- Task to carry out: Report how many lines include the word "JSON", and nothing besides that number.
[Begin Data]
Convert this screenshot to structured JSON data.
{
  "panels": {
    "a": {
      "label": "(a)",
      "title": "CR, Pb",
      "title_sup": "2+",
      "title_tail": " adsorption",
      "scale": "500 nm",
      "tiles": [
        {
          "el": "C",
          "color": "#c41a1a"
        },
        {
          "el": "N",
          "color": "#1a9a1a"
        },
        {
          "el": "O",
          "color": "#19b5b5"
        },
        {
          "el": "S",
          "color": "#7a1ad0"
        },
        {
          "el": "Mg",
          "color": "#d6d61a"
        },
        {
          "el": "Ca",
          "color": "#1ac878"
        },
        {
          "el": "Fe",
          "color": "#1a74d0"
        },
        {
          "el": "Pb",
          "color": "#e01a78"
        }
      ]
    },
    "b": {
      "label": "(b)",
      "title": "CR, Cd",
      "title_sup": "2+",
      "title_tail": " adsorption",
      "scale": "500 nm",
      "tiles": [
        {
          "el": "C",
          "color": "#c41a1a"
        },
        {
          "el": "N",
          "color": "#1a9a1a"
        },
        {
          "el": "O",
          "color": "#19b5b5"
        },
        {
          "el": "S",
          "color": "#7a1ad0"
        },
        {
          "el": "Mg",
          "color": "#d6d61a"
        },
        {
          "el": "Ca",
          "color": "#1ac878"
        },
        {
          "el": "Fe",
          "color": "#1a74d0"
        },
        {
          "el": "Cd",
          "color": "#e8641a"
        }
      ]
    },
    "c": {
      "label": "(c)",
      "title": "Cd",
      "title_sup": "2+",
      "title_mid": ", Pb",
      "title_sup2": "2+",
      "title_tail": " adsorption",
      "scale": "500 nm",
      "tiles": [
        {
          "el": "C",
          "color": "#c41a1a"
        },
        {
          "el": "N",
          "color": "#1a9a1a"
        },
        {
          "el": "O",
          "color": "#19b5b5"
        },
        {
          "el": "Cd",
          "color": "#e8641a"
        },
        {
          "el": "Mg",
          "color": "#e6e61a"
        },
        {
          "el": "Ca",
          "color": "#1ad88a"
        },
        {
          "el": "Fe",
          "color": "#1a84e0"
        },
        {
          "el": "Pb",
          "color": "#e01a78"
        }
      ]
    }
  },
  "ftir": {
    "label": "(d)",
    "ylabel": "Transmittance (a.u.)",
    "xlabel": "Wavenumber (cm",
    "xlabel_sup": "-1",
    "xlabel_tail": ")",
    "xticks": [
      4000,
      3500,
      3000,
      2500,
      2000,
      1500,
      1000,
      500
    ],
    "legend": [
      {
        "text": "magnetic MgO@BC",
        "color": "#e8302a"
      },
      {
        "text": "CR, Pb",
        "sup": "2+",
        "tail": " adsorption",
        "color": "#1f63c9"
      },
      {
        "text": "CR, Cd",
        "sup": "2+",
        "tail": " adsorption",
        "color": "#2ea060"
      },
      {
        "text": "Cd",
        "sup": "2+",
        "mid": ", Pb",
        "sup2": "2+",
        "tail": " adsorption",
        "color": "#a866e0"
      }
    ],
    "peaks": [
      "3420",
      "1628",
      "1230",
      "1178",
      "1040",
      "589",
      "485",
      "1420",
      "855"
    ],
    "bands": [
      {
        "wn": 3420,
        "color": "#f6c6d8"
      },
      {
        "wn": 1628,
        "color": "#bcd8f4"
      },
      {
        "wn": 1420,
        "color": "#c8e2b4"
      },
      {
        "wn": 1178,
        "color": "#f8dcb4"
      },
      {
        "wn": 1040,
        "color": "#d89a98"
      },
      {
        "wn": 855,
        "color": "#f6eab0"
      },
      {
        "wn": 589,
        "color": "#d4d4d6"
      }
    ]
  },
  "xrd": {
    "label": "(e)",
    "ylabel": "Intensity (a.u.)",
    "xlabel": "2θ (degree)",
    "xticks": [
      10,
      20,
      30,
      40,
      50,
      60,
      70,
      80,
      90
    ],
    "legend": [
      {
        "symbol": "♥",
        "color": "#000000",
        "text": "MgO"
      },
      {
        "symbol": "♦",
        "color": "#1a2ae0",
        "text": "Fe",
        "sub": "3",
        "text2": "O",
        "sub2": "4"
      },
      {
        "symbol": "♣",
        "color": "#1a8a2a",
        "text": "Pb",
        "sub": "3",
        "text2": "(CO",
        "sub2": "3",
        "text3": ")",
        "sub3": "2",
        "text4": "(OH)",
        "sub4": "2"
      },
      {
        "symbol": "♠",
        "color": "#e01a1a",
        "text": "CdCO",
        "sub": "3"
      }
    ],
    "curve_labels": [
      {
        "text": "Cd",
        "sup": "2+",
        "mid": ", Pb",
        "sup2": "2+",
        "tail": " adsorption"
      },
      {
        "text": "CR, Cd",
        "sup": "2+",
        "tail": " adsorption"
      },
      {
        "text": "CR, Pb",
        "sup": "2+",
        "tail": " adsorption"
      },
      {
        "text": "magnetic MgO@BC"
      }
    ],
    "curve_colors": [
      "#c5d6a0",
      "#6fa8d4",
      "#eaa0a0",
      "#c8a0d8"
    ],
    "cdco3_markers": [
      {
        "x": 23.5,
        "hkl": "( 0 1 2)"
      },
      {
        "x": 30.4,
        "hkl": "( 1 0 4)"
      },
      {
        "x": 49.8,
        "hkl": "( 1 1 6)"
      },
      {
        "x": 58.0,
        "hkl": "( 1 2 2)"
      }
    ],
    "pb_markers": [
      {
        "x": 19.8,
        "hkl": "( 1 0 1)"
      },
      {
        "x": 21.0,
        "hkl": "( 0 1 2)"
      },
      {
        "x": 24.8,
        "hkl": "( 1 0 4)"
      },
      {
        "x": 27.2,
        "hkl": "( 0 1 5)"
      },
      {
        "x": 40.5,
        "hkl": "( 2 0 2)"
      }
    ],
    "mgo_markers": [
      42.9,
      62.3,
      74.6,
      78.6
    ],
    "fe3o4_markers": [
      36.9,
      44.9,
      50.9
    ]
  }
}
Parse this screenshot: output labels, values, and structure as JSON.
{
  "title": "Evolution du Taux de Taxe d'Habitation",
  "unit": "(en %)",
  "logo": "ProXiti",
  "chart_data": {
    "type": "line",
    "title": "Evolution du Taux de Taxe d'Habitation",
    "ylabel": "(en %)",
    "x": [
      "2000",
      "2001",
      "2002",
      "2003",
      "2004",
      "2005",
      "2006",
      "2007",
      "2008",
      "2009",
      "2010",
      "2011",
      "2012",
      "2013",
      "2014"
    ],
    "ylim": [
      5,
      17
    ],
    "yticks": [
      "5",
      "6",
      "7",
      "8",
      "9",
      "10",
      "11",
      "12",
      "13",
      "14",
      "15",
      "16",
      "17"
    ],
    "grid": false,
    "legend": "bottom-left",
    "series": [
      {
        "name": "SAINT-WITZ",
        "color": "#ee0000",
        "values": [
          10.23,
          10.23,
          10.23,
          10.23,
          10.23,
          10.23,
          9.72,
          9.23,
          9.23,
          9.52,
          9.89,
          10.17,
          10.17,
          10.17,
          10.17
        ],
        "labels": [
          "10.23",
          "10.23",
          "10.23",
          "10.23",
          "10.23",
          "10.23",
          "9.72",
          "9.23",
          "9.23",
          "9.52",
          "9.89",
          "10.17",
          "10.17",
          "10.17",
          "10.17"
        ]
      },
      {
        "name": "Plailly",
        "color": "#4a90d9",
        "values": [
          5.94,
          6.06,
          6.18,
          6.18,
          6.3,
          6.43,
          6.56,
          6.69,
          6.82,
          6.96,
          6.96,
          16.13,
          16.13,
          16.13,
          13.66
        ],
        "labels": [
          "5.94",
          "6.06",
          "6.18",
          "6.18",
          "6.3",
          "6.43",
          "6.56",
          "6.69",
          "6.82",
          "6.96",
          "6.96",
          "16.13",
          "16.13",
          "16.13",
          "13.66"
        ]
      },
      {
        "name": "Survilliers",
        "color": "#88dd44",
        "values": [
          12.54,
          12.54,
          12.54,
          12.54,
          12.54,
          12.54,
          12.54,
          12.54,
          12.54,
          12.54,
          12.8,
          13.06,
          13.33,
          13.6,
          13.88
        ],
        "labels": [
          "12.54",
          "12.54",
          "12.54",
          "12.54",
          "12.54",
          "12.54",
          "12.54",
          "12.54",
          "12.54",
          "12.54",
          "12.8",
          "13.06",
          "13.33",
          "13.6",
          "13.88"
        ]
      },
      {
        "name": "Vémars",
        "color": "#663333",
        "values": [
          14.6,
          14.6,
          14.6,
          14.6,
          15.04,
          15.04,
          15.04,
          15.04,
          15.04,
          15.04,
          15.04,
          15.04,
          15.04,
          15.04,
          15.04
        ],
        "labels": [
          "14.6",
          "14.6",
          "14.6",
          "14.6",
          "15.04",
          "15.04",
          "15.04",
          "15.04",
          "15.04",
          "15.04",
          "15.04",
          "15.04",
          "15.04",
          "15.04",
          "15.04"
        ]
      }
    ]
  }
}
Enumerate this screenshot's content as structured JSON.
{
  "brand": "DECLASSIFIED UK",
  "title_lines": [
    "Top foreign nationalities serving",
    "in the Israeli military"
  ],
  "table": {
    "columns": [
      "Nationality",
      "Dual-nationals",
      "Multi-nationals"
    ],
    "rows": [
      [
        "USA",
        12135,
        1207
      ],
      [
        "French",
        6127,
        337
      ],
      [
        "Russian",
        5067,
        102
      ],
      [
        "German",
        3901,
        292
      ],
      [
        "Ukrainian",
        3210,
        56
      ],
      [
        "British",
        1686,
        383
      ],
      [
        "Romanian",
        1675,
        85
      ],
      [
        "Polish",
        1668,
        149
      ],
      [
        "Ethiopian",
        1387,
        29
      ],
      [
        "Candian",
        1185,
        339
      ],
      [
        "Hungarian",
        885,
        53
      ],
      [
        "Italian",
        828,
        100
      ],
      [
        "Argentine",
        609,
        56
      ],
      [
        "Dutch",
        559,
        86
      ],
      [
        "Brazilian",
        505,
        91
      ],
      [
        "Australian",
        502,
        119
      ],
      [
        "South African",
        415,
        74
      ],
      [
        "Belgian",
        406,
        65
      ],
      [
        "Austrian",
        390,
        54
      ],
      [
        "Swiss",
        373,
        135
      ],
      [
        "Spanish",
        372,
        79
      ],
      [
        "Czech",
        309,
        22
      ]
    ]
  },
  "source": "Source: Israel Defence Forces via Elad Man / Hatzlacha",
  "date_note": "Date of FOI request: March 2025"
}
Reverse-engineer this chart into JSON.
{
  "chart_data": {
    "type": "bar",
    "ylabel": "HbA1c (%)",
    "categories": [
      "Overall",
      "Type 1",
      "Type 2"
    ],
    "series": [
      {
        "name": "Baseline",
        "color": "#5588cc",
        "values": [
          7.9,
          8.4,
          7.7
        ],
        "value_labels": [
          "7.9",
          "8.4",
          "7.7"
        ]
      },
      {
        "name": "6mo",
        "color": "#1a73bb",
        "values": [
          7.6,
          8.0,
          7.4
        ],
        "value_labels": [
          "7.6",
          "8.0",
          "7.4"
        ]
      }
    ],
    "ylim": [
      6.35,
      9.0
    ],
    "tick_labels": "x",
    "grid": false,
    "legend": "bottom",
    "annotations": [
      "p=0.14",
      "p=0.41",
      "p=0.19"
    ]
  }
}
[End Data]
- Completed task: 4